(Recorded data)
▼

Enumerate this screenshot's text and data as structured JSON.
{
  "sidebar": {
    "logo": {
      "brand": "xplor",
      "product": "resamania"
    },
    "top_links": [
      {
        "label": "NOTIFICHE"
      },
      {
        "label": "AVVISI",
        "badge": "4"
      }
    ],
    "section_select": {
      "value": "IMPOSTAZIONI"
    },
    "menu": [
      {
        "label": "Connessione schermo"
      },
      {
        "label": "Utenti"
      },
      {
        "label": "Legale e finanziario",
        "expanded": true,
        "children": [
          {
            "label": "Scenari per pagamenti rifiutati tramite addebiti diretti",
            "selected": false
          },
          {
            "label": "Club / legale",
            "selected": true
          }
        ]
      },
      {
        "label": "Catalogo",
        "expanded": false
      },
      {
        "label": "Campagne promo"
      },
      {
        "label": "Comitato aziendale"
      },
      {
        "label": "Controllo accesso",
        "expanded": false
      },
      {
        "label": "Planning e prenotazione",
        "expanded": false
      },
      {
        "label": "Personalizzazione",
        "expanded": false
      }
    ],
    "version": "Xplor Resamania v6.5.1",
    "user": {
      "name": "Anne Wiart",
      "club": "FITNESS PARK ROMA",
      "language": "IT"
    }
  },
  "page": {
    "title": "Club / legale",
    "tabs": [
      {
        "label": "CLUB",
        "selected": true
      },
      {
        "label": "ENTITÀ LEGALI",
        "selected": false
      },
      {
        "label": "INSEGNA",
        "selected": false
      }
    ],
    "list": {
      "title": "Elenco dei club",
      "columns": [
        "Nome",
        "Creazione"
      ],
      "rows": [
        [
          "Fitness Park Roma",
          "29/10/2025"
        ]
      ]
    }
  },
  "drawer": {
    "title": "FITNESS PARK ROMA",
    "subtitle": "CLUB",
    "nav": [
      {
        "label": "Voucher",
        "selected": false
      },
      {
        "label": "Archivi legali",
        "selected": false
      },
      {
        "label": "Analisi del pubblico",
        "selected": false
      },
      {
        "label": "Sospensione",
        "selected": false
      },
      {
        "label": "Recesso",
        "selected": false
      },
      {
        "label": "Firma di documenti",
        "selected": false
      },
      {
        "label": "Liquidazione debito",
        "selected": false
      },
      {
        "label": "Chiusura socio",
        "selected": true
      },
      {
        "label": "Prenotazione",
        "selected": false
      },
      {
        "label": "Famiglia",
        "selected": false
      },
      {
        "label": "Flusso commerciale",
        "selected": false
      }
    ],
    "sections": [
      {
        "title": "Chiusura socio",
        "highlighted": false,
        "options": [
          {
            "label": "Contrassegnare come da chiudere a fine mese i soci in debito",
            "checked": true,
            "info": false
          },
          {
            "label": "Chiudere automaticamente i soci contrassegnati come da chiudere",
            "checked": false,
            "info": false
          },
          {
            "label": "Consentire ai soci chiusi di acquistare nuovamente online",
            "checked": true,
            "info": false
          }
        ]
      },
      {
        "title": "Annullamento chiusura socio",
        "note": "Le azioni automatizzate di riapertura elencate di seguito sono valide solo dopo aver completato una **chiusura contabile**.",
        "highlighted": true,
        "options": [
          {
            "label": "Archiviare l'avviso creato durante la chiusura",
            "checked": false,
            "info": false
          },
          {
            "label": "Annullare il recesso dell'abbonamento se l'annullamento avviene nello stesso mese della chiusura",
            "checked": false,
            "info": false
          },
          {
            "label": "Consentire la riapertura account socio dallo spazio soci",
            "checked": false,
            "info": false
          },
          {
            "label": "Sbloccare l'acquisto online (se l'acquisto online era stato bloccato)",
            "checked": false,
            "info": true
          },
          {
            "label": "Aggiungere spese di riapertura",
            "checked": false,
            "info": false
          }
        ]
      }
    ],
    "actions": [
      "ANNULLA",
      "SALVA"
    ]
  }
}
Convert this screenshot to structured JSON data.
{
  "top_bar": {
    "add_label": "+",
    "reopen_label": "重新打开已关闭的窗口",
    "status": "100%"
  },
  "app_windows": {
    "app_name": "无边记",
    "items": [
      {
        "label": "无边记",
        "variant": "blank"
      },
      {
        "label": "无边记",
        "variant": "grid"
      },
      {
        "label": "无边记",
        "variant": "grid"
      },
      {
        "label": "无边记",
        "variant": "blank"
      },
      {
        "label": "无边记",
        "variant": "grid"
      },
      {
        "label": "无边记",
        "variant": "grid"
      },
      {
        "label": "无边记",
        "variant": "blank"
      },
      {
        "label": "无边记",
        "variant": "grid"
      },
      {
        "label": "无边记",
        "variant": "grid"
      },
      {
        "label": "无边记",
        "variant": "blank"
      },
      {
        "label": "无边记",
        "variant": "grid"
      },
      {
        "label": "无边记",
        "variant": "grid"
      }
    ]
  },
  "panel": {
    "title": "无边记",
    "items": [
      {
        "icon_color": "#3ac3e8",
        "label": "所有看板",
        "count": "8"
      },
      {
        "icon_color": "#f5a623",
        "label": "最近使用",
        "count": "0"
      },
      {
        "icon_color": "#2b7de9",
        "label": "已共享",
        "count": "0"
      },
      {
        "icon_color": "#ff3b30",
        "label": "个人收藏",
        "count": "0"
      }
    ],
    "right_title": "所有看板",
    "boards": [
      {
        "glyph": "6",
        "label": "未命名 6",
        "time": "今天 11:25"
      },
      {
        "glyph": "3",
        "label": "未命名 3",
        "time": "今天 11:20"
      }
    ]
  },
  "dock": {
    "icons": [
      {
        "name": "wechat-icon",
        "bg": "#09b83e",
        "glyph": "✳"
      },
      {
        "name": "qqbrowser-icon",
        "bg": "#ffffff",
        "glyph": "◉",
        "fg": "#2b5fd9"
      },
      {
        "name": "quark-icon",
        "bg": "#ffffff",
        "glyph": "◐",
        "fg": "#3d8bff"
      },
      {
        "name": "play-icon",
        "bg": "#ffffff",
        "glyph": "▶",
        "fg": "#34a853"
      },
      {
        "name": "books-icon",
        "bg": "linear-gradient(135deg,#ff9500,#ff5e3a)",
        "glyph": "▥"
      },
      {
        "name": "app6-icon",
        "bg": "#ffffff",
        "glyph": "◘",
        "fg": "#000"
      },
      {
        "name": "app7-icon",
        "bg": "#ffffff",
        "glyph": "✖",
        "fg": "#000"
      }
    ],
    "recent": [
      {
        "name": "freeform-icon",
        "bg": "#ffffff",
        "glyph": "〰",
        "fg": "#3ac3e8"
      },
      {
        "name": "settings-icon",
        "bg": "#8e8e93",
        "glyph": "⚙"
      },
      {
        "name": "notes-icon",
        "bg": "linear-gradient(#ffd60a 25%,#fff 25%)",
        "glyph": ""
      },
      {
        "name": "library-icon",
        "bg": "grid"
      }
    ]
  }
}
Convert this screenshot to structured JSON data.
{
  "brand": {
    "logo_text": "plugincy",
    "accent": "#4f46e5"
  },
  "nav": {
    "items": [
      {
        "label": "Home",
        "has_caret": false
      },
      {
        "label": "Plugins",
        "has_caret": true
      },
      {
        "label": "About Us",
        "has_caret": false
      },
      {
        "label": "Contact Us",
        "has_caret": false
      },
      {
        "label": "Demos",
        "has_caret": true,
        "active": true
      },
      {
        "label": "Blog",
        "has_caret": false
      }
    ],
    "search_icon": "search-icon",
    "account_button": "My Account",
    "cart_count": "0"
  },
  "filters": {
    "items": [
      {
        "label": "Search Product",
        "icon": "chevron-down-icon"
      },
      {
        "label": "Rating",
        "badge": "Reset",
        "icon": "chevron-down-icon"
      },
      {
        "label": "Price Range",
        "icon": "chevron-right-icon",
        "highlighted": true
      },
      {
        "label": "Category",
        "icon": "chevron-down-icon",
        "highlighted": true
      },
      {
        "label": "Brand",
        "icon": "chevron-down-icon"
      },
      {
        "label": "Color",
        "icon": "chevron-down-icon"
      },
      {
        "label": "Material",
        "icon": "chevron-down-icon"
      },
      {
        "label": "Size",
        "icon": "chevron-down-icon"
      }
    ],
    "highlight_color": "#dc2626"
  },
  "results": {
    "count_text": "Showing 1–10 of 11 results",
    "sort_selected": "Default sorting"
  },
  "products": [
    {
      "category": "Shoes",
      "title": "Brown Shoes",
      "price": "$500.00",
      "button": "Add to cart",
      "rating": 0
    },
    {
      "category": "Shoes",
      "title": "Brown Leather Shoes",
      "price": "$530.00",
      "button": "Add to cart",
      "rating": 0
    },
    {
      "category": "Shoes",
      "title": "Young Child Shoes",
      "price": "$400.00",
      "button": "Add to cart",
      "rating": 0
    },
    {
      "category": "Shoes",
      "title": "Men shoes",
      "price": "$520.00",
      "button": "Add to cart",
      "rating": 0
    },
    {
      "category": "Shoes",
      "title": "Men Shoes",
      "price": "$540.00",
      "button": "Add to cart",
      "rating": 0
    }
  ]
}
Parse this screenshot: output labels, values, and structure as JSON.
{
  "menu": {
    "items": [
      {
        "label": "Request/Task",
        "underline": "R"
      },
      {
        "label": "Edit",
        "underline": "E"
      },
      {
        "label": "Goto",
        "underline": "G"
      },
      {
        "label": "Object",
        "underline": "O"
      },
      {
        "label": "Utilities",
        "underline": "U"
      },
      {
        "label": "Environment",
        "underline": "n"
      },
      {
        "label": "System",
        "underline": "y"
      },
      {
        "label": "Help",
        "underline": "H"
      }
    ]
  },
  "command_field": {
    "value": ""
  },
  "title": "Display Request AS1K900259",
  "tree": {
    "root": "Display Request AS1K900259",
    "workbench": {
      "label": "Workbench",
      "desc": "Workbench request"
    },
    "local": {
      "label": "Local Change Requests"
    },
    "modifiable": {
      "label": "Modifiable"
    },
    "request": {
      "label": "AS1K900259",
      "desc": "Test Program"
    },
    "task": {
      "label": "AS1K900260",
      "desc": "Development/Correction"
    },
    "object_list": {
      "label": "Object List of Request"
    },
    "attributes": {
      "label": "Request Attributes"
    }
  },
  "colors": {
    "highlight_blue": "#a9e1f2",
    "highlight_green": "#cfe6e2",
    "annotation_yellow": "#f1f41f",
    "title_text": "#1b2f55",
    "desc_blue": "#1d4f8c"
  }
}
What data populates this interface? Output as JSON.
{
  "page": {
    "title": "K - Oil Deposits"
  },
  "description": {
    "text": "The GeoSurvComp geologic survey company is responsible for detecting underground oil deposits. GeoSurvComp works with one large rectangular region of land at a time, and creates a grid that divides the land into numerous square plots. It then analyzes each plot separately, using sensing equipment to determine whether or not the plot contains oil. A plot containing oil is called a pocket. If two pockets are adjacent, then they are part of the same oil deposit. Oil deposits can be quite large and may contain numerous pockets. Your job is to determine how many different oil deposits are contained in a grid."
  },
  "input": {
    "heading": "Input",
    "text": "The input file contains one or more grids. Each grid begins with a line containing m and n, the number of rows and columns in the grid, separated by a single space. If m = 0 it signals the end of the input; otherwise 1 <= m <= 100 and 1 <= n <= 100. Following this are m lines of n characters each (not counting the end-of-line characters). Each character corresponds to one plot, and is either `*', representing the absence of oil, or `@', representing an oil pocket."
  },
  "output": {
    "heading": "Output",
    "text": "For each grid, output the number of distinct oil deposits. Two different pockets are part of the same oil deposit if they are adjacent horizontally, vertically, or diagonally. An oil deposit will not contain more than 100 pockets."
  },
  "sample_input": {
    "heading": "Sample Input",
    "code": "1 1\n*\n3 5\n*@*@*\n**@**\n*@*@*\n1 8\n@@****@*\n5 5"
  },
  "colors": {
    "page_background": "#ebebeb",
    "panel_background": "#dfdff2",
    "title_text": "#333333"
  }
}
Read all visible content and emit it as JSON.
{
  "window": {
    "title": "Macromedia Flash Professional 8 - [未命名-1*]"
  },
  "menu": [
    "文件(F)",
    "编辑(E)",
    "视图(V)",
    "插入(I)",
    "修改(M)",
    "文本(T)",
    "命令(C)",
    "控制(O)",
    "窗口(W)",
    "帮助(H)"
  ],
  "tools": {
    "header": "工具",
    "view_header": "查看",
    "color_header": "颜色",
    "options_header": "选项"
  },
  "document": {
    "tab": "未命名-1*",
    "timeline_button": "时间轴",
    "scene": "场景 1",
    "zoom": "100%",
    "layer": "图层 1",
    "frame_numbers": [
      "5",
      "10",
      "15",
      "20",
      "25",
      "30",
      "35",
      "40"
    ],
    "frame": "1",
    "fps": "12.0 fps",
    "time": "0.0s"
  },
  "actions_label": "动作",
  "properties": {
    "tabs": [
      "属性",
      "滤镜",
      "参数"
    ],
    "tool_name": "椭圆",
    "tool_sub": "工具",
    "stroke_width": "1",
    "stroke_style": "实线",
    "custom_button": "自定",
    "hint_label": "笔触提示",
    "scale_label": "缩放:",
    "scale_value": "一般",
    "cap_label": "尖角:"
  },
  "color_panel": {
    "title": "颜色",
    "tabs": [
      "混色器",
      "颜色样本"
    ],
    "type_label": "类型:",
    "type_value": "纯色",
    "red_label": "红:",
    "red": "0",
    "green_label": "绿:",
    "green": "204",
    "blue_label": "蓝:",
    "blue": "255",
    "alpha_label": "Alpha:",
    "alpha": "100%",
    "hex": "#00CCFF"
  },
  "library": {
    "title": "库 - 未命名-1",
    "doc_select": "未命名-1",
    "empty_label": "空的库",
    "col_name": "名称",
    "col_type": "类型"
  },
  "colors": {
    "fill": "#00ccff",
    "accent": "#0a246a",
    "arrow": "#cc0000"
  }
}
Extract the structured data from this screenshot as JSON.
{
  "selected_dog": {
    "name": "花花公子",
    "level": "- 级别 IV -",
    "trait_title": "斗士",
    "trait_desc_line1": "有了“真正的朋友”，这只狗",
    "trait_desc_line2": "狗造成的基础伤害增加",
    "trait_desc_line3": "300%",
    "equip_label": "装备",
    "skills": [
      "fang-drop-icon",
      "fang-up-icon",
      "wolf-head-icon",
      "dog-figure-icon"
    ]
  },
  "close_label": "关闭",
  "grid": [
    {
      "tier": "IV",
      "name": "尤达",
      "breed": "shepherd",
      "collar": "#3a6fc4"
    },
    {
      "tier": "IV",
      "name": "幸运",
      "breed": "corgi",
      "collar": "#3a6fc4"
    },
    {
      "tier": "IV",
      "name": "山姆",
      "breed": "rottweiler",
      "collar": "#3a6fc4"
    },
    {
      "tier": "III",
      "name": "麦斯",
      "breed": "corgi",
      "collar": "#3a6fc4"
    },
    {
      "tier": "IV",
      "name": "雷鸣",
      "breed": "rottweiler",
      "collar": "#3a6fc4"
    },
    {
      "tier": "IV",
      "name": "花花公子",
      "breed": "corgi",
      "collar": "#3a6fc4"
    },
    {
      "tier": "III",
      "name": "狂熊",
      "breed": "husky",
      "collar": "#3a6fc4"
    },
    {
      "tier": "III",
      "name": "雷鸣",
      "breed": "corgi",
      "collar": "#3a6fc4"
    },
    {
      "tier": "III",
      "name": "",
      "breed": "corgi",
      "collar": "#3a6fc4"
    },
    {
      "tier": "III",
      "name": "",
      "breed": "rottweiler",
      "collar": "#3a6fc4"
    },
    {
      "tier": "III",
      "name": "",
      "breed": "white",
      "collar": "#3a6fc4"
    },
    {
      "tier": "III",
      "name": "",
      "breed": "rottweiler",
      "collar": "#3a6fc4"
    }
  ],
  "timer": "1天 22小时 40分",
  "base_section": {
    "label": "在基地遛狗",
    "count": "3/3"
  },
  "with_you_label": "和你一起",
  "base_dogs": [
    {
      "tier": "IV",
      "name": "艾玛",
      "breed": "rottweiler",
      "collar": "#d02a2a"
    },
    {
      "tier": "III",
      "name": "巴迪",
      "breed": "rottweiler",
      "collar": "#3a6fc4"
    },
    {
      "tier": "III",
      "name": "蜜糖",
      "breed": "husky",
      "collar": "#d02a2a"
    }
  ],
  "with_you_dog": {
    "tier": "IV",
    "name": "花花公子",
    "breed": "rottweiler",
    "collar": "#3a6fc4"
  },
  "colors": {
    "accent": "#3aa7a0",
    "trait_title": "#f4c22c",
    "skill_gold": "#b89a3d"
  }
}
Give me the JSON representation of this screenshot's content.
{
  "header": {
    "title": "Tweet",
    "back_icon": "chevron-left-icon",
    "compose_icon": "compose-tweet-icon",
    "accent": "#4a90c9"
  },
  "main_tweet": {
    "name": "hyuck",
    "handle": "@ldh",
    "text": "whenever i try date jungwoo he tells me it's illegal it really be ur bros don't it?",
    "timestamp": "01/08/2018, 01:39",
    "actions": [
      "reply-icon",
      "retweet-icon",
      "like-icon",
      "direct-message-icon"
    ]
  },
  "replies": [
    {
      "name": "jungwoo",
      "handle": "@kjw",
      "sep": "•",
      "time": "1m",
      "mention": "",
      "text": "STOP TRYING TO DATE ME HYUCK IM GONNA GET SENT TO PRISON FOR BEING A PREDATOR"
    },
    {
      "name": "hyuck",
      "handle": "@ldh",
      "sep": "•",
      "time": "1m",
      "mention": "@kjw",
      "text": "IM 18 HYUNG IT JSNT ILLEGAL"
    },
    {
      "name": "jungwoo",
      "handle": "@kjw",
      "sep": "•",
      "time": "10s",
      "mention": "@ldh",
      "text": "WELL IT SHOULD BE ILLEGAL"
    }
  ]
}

▲

> Problem: Examine the listing and say how many of its lines contain the string "riapertura". Give the number alone.

> Written answer: 3